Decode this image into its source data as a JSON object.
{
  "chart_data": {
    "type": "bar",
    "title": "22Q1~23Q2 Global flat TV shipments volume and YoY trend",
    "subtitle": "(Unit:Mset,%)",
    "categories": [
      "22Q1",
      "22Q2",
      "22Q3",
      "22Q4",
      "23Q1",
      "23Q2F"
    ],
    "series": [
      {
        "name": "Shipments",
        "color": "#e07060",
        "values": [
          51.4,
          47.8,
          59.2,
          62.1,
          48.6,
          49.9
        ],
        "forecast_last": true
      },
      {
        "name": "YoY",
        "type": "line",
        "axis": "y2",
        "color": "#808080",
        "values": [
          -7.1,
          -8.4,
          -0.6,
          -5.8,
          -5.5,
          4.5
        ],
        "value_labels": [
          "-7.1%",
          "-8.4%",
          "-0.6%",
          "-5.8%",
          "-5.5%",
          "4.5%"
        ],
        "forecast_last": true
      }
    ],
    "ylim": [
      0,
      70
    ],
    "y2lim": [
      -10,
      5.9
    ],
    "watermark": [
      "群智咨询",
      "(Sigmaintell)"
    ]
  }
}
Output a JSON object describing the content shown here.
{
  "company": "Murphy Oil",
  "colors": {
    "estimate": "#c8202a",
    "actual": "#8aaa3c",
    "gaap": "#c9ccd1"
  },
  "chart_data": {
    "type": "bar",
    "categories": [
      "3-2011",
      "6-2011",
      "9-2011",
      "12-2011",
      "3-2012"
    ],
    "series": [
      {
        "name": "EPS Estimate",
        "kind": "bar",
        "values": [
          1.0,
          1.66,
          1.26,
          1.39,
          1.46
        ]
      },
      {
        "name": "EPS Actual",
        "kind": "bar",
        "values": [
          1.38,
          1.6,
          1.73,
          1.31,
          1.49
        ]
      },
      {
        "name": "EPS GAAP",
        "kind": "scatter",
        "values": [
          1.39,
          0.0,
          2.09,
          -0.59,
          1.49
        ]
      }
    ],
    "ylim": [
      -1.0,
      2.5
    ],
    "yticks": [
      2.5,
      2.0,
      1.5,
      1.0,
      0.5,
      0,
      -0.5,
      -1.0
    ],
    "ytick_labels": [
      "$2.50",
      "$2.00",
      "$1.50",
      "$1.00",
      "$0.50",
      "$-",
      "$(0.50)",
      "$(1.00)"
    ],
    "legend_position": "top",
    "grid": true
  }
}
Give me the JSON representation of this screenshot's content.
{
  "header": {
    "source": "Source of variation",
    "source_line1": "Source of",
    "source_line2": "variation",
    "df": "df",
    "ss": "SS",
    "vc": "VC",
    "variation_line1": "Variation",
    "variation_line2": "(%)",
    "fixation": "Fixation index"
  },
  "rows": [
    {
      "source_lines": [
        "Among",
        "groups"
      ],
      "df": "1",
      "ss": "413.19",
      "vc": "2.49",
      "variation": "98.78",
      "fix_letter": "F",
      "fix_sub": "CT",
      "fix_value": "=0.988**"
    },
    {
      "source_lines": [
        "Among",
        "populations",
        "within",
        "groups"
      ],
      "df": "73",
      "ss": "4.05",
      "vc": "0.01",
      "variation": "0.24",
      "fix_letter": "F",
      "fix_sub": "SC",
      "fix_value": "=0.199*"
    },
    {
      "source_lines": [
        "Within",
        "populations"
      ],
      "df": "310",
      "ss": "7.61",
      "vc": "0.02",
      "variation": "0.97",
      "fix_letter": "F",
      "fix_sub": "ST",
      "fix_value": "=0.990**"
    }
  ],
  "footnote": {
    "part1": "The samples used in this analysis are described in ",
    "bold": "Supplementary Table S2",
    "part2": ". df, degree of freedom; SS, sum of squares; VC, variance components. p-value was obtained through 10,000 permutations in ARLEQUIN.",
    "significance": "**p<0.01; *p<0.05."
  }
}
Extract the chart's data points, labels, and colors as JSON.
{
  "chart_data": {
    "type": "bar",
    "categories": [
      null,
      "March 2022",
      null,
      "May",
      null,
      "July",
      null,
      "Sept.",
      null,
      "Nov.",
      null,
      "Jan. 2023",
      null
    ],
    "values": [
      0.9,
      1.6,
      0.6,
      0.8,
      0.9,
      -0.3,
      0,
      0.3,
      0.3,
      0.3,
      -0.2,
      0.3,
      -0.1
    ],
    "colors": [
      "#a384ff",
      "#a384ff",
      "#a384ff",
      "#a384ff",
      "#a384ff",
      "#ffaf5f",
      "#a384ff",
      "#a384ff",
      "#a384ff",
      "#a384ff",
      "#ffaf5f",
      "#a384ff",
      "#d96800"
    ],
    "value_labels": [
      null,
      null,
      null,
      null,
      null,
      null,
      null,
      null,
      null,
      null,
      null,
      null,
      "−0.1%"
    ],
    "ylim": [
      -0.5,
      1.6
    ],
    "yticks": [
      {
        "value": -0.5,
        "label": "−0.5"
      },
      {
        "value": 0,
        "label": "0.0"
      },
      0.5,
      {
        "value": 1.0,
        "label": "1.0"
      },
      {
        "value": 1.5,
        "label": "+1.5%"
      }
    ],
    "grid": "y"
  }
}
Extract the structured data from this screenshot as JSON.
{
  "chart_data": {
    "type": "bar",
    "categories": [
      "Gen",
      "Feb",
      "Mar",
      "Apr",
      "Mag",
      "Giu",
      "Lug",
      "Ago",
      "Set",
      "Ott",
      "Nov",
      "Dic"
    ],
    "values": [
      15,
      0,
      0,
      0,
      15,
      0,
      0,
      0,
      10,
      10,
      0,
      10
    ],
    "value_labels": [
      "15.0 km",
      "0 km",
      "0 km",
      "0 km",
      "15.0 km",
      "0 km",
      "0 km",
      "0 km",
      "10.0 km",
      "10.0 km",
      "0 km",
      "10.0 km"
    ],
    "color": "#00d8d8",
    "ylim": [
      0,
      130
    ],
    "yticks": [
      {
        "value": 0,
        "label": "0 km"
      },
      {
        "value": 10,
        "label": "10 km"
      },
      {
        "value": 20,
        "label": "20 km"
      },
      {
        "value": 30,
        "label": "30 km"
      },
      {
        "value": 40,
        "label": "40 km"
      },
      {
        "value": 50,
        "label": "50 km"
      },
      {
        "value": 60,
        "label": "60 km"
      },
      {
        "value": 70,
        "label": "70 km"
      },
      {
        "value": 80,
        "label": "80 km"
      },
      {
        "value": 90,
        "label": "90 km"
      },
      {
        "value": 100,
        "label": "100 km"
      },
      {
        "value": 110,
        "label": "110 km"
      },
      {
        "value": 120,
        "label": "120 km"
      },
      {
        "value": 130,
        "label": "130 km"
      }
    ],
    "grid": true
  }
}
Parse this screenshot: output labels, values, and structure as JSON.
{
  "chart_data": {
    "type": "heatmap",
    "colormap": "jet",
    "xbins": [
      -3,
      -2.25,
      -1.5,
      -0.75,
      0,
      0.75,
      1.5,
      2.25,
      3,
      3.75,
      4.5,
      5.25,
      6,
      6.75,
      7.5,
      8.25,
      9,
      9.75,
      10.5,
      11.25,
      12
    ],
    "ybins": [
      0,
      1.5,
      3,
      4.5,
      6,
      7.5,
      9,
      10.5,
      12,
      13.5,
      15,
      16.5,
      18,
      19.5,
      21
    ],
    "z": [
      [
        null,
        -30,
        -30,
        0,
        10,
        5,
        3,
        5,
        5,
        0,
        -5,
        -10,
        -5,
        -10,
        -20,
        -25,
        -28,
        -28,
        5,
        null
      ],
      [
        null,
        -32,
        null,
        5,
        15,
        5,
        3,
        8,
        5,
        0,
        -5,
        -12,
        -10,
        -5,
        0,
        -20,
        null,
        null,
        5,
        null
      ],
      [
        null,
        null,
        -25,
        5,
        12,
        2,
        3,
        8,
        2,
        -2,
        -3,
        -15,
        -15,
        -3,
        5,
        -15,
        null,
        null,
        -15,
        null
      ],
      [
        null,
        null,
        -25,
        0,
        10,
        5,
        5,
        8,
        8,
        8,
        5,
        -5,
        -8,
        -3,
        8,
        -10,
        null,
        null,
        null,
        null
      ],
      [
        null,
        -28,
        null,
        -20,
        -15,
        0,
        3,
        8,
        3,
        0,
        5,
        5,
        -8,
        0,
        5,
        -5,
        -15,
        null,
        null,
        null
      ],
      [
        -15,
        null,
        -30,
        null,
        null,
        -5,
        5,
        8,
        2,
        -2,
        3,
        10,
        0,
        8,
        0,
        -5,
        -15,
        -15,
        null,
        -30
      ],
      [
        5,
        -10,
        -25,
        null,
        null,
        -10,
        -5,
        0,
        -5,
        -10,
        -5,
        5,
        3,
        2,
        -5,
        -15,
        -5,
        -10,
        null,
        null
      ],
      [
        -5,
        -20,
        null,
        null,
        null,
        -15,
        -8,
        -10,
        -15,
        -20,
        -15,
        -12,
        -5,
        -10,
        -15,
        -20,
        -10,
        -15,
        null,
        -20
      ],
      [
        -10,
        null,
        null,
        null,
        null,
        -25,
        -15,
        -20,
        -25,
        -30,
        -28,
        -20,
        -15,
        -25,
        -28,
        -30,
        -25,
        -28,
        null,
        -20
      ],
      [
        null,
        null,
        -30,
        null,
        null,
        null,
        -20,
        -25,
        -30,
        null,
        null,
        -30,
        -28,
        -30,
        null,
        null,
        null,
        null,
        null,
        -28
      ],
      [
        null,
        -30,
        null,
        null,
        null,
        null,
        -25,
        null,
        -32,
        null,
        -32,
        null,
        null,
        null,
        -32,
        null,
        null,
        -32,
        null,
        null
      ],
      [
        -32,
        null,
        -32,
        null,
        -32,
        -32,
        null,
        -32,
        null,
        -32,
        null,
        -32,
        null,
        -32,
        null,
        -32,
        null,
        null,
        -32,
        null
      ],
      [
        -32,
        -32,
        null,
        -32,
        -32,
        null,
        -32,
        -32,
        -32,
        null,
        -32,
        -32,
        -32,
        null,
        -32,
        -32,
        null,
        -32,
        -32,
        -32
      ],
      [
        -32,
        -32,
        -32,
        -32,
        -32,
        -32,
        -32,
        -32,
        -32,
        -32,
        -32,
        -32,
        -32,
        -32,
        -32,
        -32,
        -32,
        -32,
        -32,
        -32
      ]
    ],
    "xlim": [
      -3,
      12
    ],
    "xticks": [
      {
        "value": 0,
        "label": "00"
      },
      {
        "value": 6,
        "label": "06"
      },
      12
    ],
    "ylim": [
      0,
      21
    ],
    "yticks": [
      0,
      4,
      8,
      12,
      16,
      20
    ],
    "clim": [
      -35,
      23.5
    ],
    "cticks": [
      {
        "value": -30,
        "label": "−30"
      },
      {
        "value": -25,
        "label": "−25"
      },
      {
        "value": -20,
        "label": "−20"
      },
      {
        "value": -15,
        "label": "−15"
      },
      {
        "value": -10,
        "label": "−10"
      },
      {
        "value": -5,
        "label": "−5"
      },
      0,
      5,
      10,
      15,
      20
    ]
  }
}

━━━━━━━━━━━━━━━━━━━━━━━━━━━━━━

** WHAT IS REQUIRED **
Whichever lines contain the string "content", select and copy them.

** IN RESPONSE **
Output a JSON object describing the content shown here.
Give me the JSON representation of this screenshot's content.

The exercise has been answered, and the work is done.